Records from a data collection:

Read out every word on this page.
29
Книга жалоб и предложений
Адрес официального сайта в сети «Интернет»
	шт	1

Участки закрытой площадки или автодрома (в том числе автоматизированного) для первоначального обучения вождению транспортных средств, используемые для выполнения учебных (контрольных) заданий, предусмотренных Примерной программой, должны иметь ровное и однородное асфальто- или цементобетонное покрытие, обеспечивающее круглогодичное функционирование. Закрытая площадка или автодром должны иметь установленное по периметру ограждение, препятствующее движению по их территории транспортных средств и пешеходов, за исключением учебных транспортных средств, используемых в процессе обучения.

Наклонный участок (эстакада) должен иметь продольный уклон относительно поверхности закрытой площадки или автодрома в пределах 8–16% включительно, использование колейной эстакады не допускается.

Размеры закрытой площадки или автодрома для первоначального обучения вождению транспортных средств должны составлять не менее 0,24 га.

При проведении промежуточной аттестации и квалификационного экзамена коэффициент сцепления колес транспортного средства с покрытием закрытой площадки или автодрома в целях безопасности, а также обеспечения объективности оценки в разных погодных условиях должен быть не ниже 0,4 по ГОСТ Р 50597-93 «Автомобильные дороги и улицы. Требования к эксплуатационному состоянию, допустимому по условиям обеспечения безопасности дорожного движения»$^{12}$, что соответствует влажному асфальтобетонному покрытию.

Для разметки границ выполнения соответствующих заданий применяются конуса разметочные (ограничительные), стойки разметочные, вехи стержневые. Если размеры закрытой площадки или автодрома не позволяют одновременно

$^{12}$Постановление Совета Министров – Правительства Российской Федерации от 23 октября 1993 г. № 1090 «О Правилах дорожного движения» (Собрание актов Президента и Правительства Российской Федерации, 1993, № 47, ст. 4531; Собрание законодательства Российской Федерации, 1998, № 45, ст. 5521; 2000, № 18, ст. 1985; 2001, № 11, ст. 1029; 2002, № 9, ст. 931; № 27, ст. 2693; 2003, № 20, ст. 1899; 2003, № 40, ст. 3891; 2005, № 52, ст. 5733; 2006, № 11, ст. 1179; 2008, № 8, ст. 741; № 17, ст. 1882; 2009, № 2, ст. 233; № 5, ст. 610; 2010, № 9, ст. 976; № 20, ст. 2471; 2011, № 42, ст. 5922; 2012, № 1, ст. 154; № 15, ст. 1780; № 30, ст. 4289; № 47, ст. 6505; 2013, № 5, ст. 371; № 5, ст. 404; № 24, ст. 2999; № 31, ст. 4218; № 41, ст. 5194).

**SET PROBLEM**
Produce an exact copy of the whole listing.

**ANSWER**
Read out every word on this page.
29
Книга жалоб и предложений
Адрес официального сайта в сети «Интернет»
	шт	1

Участки закрытой площадки или автодрома (в том числе автоматизированного) для первоначального обучения вождению транспортных средств, используемые для выполнения учебных (контрольных) заданий, предусмотренных Примерной программой, должны иметь ровное и однородное асфальто- или цементобетонное покрытие, обеспечивающее круглогодичное функционирование. Закрытая площадка или автодром должны иметь установленное по периметру ограждение, препятствующее движению по их территории транспортных средств и пешеходов, за исключением учебных транспортных средств, используемых в процессе обучения.

Наклонный участок (эстакада) должен иметь продольный уклон относительно поверхности закрытой площадки или автодрома в пределах 8–16% включительно, использование колейной эстакады не допускается.

Размеры закрытой площадки или автодрома для первоначального обучения вождению транспортных средств должны составлять не менее 0,24 га.

При проведении промежуточной аттестации и квалификационного экзамена коэффициент сцепления колес транспортного средства с покрытием закрытой площадки или автодрома в целях безопасности, а также обеспечения объективности оценки в разных погодных условиях должен быть не ниже 0,4 по ГОСТ Р 50597-93 «Автомобильные дороги и улицы. Требования к эксплуатационному состоянию, допустимому по условиям обеспечения безопасности дорожного движения»$^{12}$, что соответствует влажному асфальтобетонному покрытию.

Для разметки границ выполнения соответствующих заданий применяются конуса разметочные (ограничительные), стойки разметочные, вехи стержневые. Если размеры закрытой площадки или автодрома не позволяют одновременно

$^{12}$Постановление Совета Министров – Правительства Российской Федерации от 23 октября 1993 г. № 1090 «О Правилах дорожного движения» (Собрание актов Президента и Правительства Российской Федерации, 1993, № 47, ст. 4531; Собрание законодательства Российской Федерации, 1998, № 45, ст. 5521; 2000, № 18, ст. 1985; 2001, № 11, ст. 1029; 2002, № 9, ст. 931; № 27, ст. 2693; 2003, № 20, ст. 1899; 2003, № 40, ст. 3891; 2005, № 52, ст. 5733; 2006, № 11, ст. 1179; 2008, № 8, ст. 741; № 17, ст. 1882; 2009, № 2, ст. 233; № 5, ст. 610; 2010, № 9, ст. 976; № 20, ст. 2471; 2011, № 42, ст. 5922; 2012, № 1, ст. 154; № 15, ст. 1780; № 30, ст. 4289; № 47, ст. 6505; 2013, № 5, ст. 371; № 5, ст. 404; № 24, ст. 2999; № 31, ст. 4218; № 41, ст. 5194).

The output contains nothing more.